## Exercise details
Which lines contain the word "monitor"? Return each of them as written.

## Exercise materials
--*--

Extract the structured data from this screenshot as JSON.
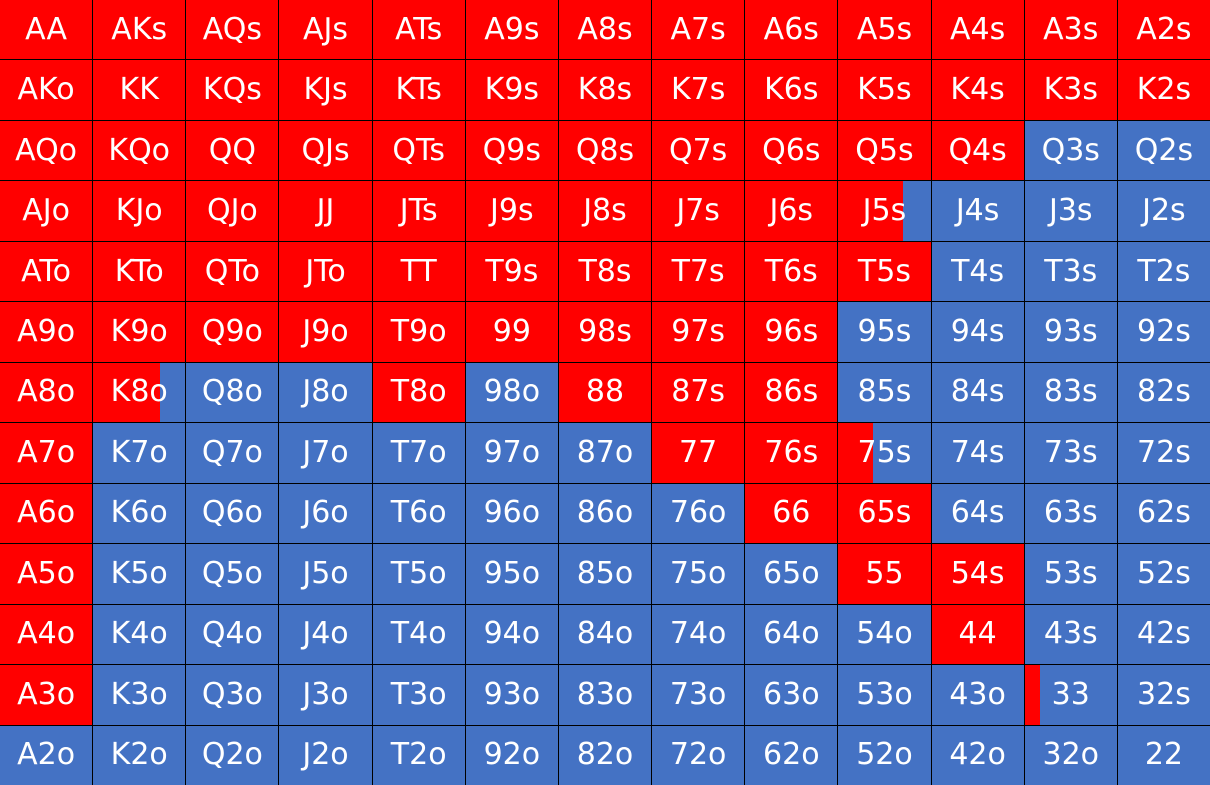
{
  "colors": {
    "raise": "#ff0000",
    "fold": "#4472c4",
    "text": "#ffffff",
    "gridline": "#000000"
  },
  "chart_data": {
    "type": "heatmap",
    "description_of_values": "fraction of each cell filled red (raise frequency), 0 to 1",
    "rows": [
      [
        "AA",
        "AKs",
        "AQs",
        "AJs",
        "ATs",
        "A9s",
        "A8s",
        "A7s",
        "A6s",
        "A5s",
        "A4s",
        "A3s",
        "A2s"
      ],
      [
        "AKo",
        "KK",
        "KQs",
        "KJs",
        "KTs",
        "K9s",
        "K8s",
        "K7s",
        "K6s",
        "K5s",
        "K4s",
        "K3s",
        "K2s"
      ],
      [
        "AQo",
        "KQo",
        "QQ",
        "QJs",
        "QTs",
        "Q9s",
        "Q8s",
        "Q7s",
        "Q6s",
        "Q5s",
        "Q4s",
        "Q3s",
        "Q2s"
      ],
      [
        "AJo",
        "KJo",
        "QJo",
        "JJ",
        "JTs",
        "J9s",
        "J8s",
        "J7s",
        "J6s",
        "J5s",
        "J4s",
        "J3s",
        "J2s"
      ],
      [
        "ATo",
        "KTo",
        "QTo",
        "JTo",
        "TT",
        "T9s",
        "T8s",
        "T7s",
        "T6s",
        "T5s",
        "T4s",
        "T3s",
        "T2s"
      ],
      [
        "A9o",
        "K9o",
        "Q9o",
        "J9o",
        "T9o",
        "99",
        "98s",
        "97s",
        "96s",
        "95s",
        "94s",
        "93s",
        "92s"
      ],
      [
        "A8o",
        "K8o",
        "Q8o",
        "J8o",
        "T8o",
        "98o",
        "88",
        "87s",
        "86s",
        "85s",
        "84s",
        "83s",
        "82s"
      ],
      [
        "A7o",
        "K7o",
        "Q7o",
        "J7o",
        "T7o",
        "97o",
        "87o",
        "77",
        "76s",
        "75s",
        "74s",
        "73s",
        "72s"
      ],
      [
        "A6o",
        "K6o",
        "Q6o",
        "J6o",
        "T6o",
        "96o",
        "86o",
        "76o",
        "66",
        "65s",
        "64s",
        "63s",
        "62s"
      ],
      [
        "A5o",
        "K5o",
        "Q5o",
        "J5o",
        "T5o",
        "95o",
        "85o",
        "75o",
        "65o",
        "55",
        "54s",
        "53s",
        "52s"
      ],
      [
        "A4o",
        "K4o",
        "Q4o",
        "J4o",
        "T4o",
        "94o",
        "84o",
        "74o",
        "64o",
        "54o",
        "44",
        "43s",
        "42s"
      ],
      [
        "A3o",
        "K3o",
        "Q3o",
        "J3o",
        "T3o",
        "93o",
        "83o",
        "73o",
        "63o",
        "53o",
        "43o",
        "33",
        "32s"
      ],
      [
        "A2o",
        "K2o",
        "Q2o",
        "J2o",
        "T2o",
        "92o",
        "82o",
        "72o",
        "62o",
        "52o",
        "42o",
        "32o",
        "22"
      ]
    ],
    "raise_fraction": [
      [
        1,
        1,
        1,
        1,
        1,
        1,
        1,
        1,
        1,
        1,
        1,
        1,
        1
      ],
      [
        1,
        1,
        1,
        1,
        1,
        1,
        1,
        1,
        1,
        1,
        1,
        1,
        1
      ],
      [
        1,
        1,
        1,
        1,
        1,
        1,
        1,
        1,
        1,
        1,
        1,
        0,
        0
      ],
      [
        1,
        1,
        1,
        1,
        1,
        1,
        1,
        1,
        1,
        0.7,
        0,
        0,
        0
      ],
      [
        1,
        1,
        1,
        1,
        1,
        1,
        1,
        1,
        1,
        1,
        0,
        0,
        0
      ],
      [
        1,
        1,
        1,
        1,
        1,
        1,
        1,
        1,
        1,
        0,
        0,
        0,
        0
      ],
      [
        1,
        0.73,
        0,
        0,
        1,
        0,
        1,
        1,
        1,
        0,
        0,
        0,
        0
      ],
      [
        1,
        0,
        0,
        0,
        0,
        0,
        0,
        1,
        1,
        0.38,
        0,
        0,
        0
      ],
      [
        1,
        0,
        0,
        0,
        0,
        0,
        0,
        0,
        1,
        1,
        0,
        0,
        0
      ],
      [
        1,
        0,
        0,
        0,
        0,
        0,
        0,
        0,
        0,
        1,
        1,
        0,
        0
      ],
      [
        1,
        0,
        0,
        0,
        0,
        0,
        0,
        0,
        0,
        0,
        1,
        0,
        0
      ],
      [
        1,
        0,
        0,
        0,
        0,
        0,
        0,
        0,
        0,
        0,
        0,
        0.17,
        0
      ],
      [
        0,
        0,
        0,
        0,
        0,
        0,
        0,
        0,
        0,
        0,
        0,
        0,
        0
      ]
    ]
  }
}
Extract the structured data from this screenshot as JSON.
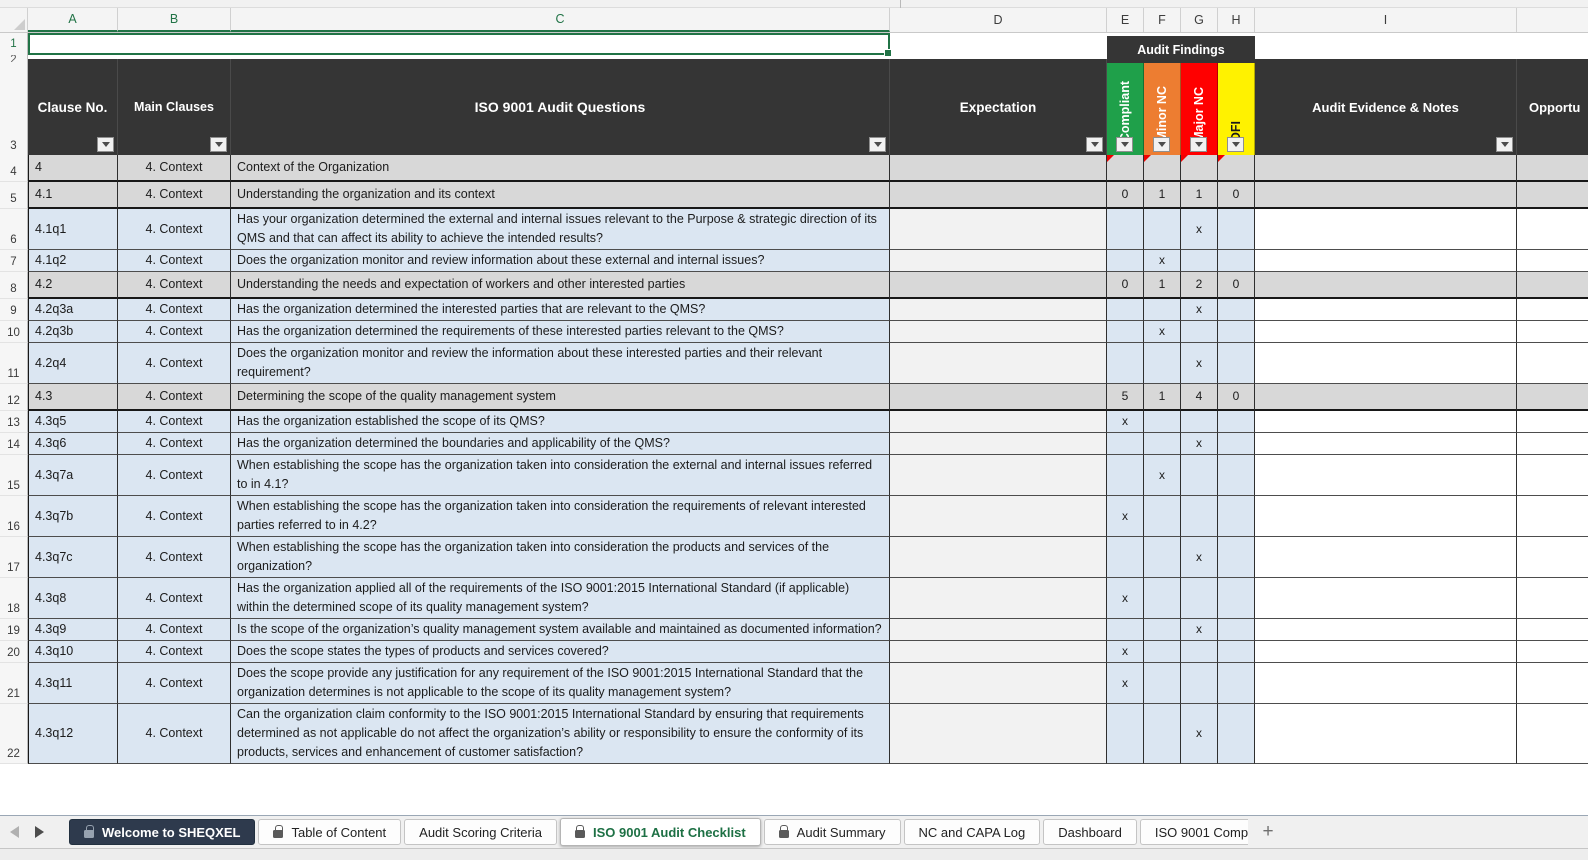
{
  "columns": {
    "letters": [
      "A",
      "B",
      "C",
      "D",
      "E",
      "F",
      "G",
      "H",
      "I"
    ],
    "selected_letters": [
      "A",
      "B",
      "C"
    ]
  },
  "gutter": {
    "row1": "1",
    "row2": "2",
    "row3": "3"
  },
  "header": {
    "clause_no": "Clause No.",
    "main_clauses": "Main Clauses",
    "questions": "ISO 9001 Audit Questions",
    "expectation": "Expectation",
    "audit_findings": "Audit Findings",
    "findings_cols": [
      {
        "label": "Compliant",
        "color": "#1FA04A",
        "text_color": "#ffffff"
      },
      {
        "label": "Minor NC",
        "color": "#ED7D31",
        "text_color": "#ffffff"
      },
      {
        "label": "Major NC",
        "color": "#FF0000",
        "text_color": "#ffffff"
      },
      {
        "label": "OFI",
        "color": "#FFF200",
        "text_color": "#1a1a1a"
      }
    ],
    "evidence": "Audit Evidence & Notes",
    "opportunity": "Opportu"
  },
  "colors": {
    "excel_green": "#217346",
    "header_bg": "#353535",
    "section_row_bg": "#d8d8d8",
    "question_row_bg": "#dbe6f2",
    "active_sheet_tab_bg": "#2e3a4d"
  },
  "rows": [
    {
      "n": "4",
      "type": "section",
      "clause": "4",
      "main": "4. Context",
      "text": "Context of the Organization",
      "e": "",
      "f": "",
      "g": "",
      "h": "",
      "marks": true
    },
    {
      "n": "5",
      "type": "section",
      "clause": "4.1",
      "main": "4. Context",
      "text": "Understanding the organization and its context",
      "e": "0",
      "f": "1",
      "g": "1",
      "h": "0"
    },
    {
      "n": "6",
      "type": "question",
      "clause": "4.1q1",
      "main": "4. Context",
      "text": "Has your organization determined the external and internal issues relevant to the Purpose & strategic direction of its QMS and that can affect its ability to achieve the intended results?",
      "e": "",
      "f": "",
      "g": "x",
      "h": ""
    },
    {
      "n": "7",
      "type": "question",
      "clause": "4.1q2",
      "main": "4. Context",
      "text": "Does the organization monitor and review information about these external and internal issues?",
      "e": "",
      "f": "x",
      "g": "",
      "h": ""
    },
    {
      "n": "8",
      "type": "section",
      "clause": "4.2",
      "main": "4. Context",
      "text": "Understanding the needs and expectation of workers and other interested parties",
      "e": "0",
      "f": "1",
      "g": "2",
      "h": "0"
    },
    {
      "n": "9",
      "type": "question",
      "clause": "4.2q3a",
      "main": "4. Context",
      "text": "Has the organization determined the interested parties that are relevant to the QMS?",
      "e": "",
      "f": "",
      "g": "x",
      "h": ""
    },
    {
      "n": "10",
      "type": "question",
      "clause": "4.2q3b",
      "main": "4. Context",
      "text": "Has the organization determined the requirements of these interested parties relevant to the QMS?",
      "e": "",
      "f": "x",
      "g": "",
      "h": ""
    },
    {
      "n": "11",
      "type": "question",
      "clause": "4.2q4",
      "main": "4. Context",
      "text": "Does the organization monitor and review the information about these interested parties and their relevant requirement?",
      "e": "",
      "f": "",
      "g": "x",
      "h": ""
    },
    {
      "n": "12",
      "type": "section",
      "clause": "4.3",
      "main": "4. Context",
      "text": "Determining the scope of the quality management system",
      "e": "5",
      "f": "1",
      "g": "4",
      "h": "0"
    },
    {
      "n": "13",
      "type": "question",
      "clause": "4.3q5",
      "main": "4. Context",
      "text": "Has the organization established the scope of its QMS?",
      "e": "x",
      "f": "",
      "g": "",
      "h": ""
    },
    {
      "n": "14",
      "type": "question",
      "clause": "4.3q6",
      "main": "4. Context",
      "text": "Has the organization determined the boundaries and applicability of the QMS?",
      "e": "",
      "f": "",
      "g": "x",
      "h": ""
    },
    {
      "n": "15",
      "type": "question",
      "clause": "4.3q7a",
      "main": "4. Context",
      "text": "When establishing the scope has the organization taken into consideration the external and internal issues referred to in 4.1?",
      "e": "",
      "f": "x",
      "g": "",
      "h": ""
    },
    {
      "n": "16",
      "type": "question",
      "clause": "4.3q7b",
      "main": "4. Context",
      "text": "When establishing the scope has the organization taken into consideration the requirements of relevant interested parties referred to in 4.2?",
      "e": "x",
      "f": "",
      "g": "",
      "h": ""
    },
    {
      "n": "17",
      "type": "question",
      "clause": "4.3q7c",
      "main": "4. Context",
      "text": "When establishing the scope has the organization taken into consideration the products and services of the organization?",
      "e": "",
      "f": "",
      "g": "x",
      "h": ""
    },
    {
      "n": "18",
      "type": "question",
      "clause": "4.3q8",
      "main": "4. Context",
      "text": "Has the organization applied all of the requirements of the ISO 9001:2015 International Standard (if applicable) within the determined scope of its quality management system?",
      "e": "x",
      "f": "",
      "g": "",
      "h": ""
    },
    {
      "n": "19",
      "type": "question",
      "clause": "4.3q9",
      "main": "4. Context",
      "text": "Is the scope of the organization’s quality management system available and maintained as documented information?",
      "e": "",
      "f": "",
      "g": "x",
      "h": ""
    },
    {
      "n": "20",
      "type": "question",
      "clause": "4.3q10",
      "main": "4. Context",
      "text": "Does the scope states the types of products and services covered?",
      "e": "x",
      "f": "",
      "g": "",
      "h": ""
    },
    {
      "n": "21",
      "type": "question",
      "clause": "4.3q11",
      "main": "4. Context",
      "text": "Does the scope provide any justification for any requirement of the ISO 9001:2015 International Standard that the organization determines is not applicable to the scope of its quality management system?",
      "e": "x",
      "f": "",
      "g": "",
      "h": ""
    },
    {
      "n": "22",
      "type": "question",
      "clause": "4.3q12",
      "main": "4. Context",
      "text": "Can the organization claim conformity to the ISO 9001:2015 International Standard by ensuring that requirements determined as not applicable do not affect the organization’s ability or responsibility to ensure the conformity of its products, services and enhancement of customer satisfaction?",
      "e": "",
      "f": "",
      "g": "x",
      "h": ""
    }
  ],
  "tabs": [
    {
      "label": "Welcome to SHEQXEL",
      "style": "dark",
      "locked": true
    },
    {
      "label": "Table of Content",
      "style": "normal",
      "locked": true
    },
    {
      "label": "Audit Scoring Criteria",
      "style": "normal",
      "locked": false
    },
    {
      "label": "ISO 9001 Audit Checklist",
      "style": "active",
      "locked": true
    },
    {
      "label": "Audit Summary",
      "style": "normal",
      "locked": true
    },
    {
      "label": "NC and CAPA Log",
      "style": "normal",
      "locked": false
    },
    {
      "label": "Dashboard",
      "style": "normal",
      "locked": false
    },
    {
      "label": "ISO 9001 Comp",
      "style": "normal",
      "locked": false,
      "clipped": true
    }
  ],
  "tabbar": {
    "add_sheet_label": "+"
  }
}
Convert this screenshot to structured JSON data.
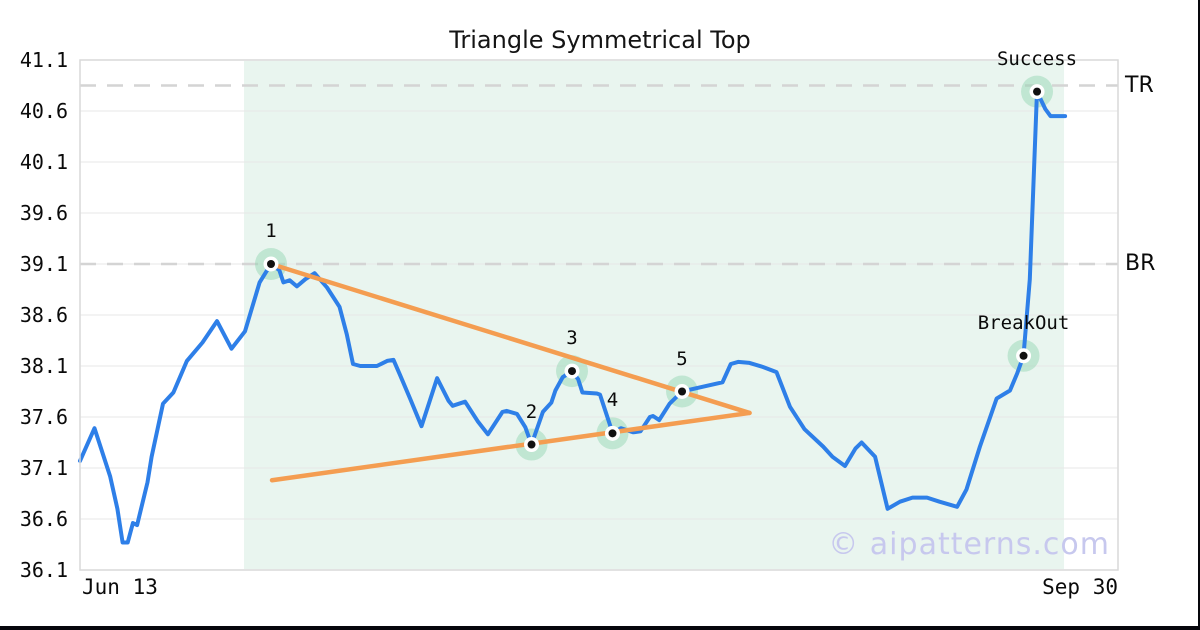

--*--

## Expected output
      "text": "Does the organization monitor and review information about these external and internal issues?",
      "text": "Does the organization monitor and review the information about these interested parties and their relevant requirement?",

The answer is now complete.